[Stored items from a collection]
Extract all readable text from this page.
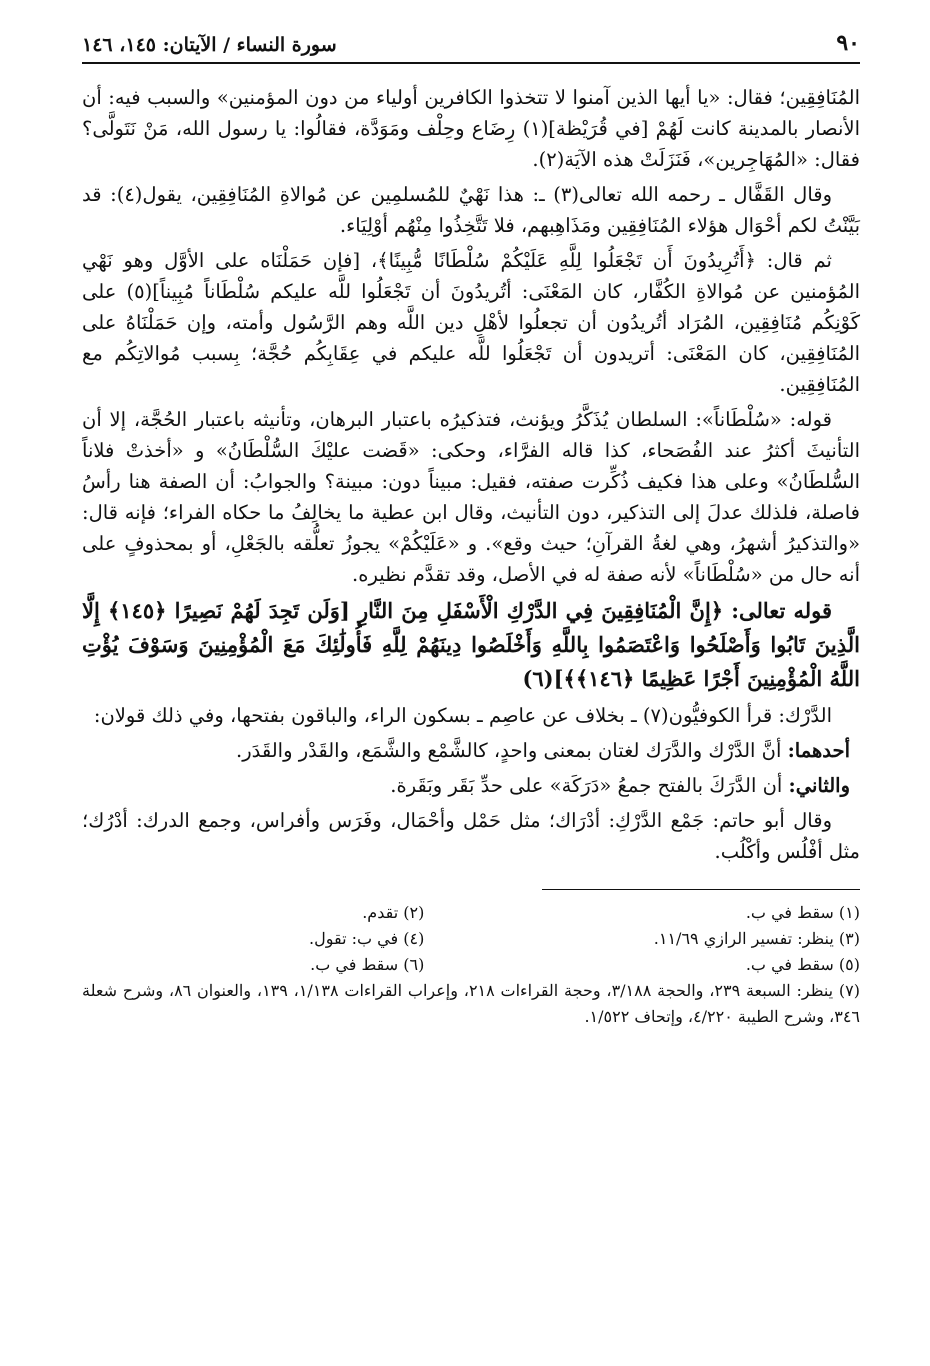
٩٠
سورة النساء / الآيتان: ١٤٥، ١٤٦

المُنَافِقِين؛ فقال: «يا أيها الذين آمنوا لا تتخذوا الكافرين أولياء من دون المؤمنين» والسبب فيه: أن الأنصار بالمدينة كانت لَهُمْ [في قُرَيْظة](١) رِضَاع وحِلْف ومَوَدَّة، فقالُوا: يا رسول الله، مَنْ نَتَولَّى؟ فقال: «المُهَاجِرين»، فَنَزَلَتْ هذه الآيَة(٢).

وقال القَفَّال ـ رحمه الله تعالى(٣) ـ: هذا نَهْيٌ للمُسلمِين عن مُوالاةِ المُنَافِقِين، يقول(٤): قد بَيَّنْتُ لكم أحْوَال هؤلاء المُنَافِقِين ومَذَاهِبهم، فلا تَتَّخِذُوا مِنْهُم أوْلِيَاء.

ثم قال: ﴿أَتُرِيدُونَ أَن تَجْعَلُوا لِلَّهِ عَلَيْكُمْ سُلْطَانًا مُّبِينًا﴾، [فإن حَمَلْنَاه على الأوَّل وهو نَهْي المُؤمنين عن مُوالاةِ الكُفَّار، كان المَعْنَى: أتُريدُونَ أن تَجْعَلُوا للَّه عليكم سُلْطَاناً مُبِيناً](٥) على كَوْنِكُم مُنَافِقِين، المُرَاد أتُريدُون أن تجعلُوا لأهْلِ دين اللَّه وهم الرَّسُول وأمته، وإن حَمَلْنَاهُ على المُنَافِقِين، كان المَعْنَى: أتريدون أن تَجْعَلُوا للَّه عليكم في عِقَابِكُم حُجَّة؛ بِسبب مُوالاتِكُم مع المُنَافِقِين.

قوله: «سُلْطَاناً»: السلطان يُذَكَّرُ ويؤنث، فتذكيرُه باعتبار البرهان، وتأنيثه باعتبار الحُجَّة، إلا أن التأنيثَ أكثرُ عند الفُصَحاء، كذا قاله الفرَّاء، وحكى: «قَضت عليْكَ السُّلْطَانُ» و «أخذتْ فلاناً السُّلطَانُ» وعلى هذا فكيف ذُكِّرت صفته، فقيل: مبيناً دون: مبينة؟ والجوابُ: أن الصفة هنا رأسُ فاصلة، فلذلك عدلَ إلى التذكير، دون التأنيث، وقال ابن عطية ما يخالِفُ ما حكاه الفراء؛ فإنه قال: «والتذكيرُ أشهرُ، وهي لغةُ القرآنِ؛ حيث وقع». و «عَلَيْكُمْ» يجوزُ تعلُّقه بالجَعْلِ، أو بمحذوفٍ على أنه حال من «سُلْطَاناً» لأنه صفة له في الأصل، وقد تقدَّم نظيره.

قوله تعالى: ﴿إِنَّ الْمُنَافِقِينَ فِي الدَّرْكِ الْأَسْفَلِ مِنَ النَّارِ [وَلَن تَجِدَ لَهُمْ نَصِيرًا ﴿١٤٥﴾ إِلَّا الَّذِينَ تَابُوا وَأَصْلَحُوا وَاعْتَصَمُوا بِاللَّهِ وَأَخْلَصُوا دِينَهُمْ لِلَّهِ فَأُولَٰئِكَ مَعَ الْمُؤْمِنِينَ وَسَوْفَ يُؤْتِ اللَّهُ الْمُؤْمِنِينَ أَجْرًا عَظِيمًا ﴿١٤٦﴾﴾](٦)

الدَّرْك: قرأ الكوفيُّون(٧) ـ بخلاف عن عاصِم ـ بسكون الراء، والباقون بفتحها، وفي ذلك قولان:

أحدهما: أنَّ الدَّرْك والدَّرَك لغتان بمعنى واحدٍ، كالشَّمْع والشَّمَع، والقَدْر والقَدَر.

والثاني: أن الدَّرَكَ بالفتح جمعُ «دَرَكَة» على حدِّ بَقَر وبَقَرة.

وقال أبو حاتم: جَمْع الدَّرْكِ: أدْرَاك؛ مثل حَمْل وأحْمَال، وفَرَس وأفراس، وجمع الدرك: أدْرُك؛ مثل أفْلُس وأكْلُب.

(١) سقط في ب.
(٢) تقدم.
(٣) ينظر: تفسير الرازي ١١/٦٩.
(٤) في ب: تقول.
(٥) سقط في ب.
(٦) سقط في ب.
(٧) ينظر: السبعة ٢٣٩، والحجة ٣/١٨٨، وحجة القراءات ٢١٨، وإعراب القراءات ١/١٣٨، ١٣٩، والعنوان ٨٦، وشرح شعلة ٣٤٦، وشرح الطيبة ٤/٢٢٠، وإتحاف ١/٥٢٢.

▶ [SHORT PROBLEM]:
Leave the pictures out and output the rest of the listing exactly.

▶ [SOLVED PROBLEM]:
Extract all readable text from this page.
٩٠
سورة النساء / الآيتان: ١٤٥، ١٤٦

المُنَافِقِين؛ فقال: «يا أيها الذين آمنوا لا تتخذوا الكافرين أولياء من دون المؤمنين» والسبب فيه: أن الأنصار بالمدينة كانت لَهُمْ [في قُرَيْظة](١) رِضَاع وحِلْف ومَوَدَّة، فقالُوا: يا رسول الله، مَنْ نَتَولَّى؟ فقال: «المُهَاجِرين»، فَنَزَلَتْ هذه الآيَة(٢).

وقال القَفَّال ـ رحمه الله تعالى(٣) ـ: هذا نَهْيٌ للمُسلمِين عن مُوالاةِ المُنَافِقِين، يقول(٤): قد بَيَّنْتُ لكم أحْوَال هؤلاء المُنَافِقِين ومَذَاهِبهم، فلا تَتَّخِذُوا مِنْهُم أوْلِيَاء.

ثم قال: ﴿أَتُرِيدُونَ أَن تَجْعَلُوا لِلَّهِ عَلَيْكُمْ سُلْطَانًا مُّبِينًا﴾، [فإن حَمَلْنَاه على الأوَّل وهو نَهْي المُؤمنين عن مُوالاةِ الكُفَّار، كان المَعْنَى: أتُريدُونَ أن تَجْعَلُوا للَّه عليكم سُلْطَاناً مُبِيناً](٥) على كَوْنِكُم مُنَافِقِين، المُرَاد أتُريدُون أن تجعلُوا لأهْلِ دين اللَّه وهم الرَّسُول وأمته، وإن حَمَلْنَاهُ على المُنَافِقِين، كان المَعْنَى: أتريدون أن تَجْعَلُوا للَّه عليكم في عِقَابِكُم حُجَّة؛ بِسبب مُوالاتِكُم مع المُنَافِقِين.

قوله: «سُلْطَاناً»: السلطان يُذَكَّرُ ويؤنث، فتذكيرُه باعتبار البرهان، وتأنيثه باعتبار الحُجَّة، إلا أن التأنيثَ أكثرُ عند الفُصَحاء، كذا قاله الفرَّاء، وحكى: «قَضت عليْكَ السُّلْطَانُ» و «أخذتْ فلاناً السُّلطَانُ» وعلى هذا فكيف ذُكِّرت صفته، فقيل: مبيناً دون: مبينة؟ والجوابُ: أن الصفة هنا رأسُ فاصلة، فلذلك عدلَ إلى التذكير، دون التأنيث، وقال ابن عطية ما يخالِفُ ما حكاه الفراء؛ فإنه قال: «والتذكيرُ أشهرُ، وهي لغةُ القرآنِ؛ حيث وقع». و «عَلَيْكُمْ» يجوزُ تعلُّقه بالجَعْلِ، أو بمحذوفٍ على أنه حال من «سُلْطَاناً» لأنه صفة له في الأصل، وقد تقدَّم نظيره.

قوله تعالى: ﴿إِنَّ الْمُنَافِقِينَ فِي الدَّرْكِ الْأَسْفَلِ مِنَ النَّارِ [وَلَن تَجِدَ لَهُمْ نَصِيرًا ﴿١٤٥﴾ إِلَّا الَّذِينَ تَابُوا وَأَصْلَحُوا وَاعْتَصَمُوا بِاللَّهِ وَأَخْلَصُوا دِينَهُمْ لِلَّهِ فَأُولَٰئِكَ مَعَ الْمُؤْمِنِينَ وَسَوْفَ يُؤْتِ اللَّهُ الْمُؤْمِنِينَ أَجْرًا عَظِيمًا ﴿١٤٦﴾﴾](٦)

الدَّرْك: قرأ الكوفيُّون(٧) ـ بخلاف عن عاصِم ـ بسكون الراء، والباقون بفتحها، وفي ذلك قولان:

أحدهما: أنَّ الدَّرْك والدَّرَك لغتان بمعنى واحدٍ، كالشَّمْع والشَّمَع، والقَدْر والقَدَر.

والثاني: أن الدَّرَكَ بالفتح جمعُ «دَرَكَة» على حدِّ بَقَر وبَقَرة.

وقال أبو حاتم: جَمْع الدَّرْكِ: أدْرَاك؛ مثل حَمْل وأحْمَال، وفَرَس وأفراس، وجمع الدرك: أدْرُك؛ مثل أفْلُس وأكْلُب.

(١) سقط في ب.
(٢) تقدم.
(٣) ينظر: تفسير الرازي ١١/٦٩.
(٤) في ب: تقول.
(٥) سقط في ب.
(٦) سقط في ب.
(٧) ينظر: السبعة ٢٣٩، والحجة ٣/١٨٨، وحجة القراءات ٢١٨، وإعراب القراءات ١/١٣٨، ١٣٩، والعنوان ٨٦، وشرح شعلة ٣٤٦، وشرح الطيبة ٤/٢٢٠، وإتحاف ١/٥٢٢.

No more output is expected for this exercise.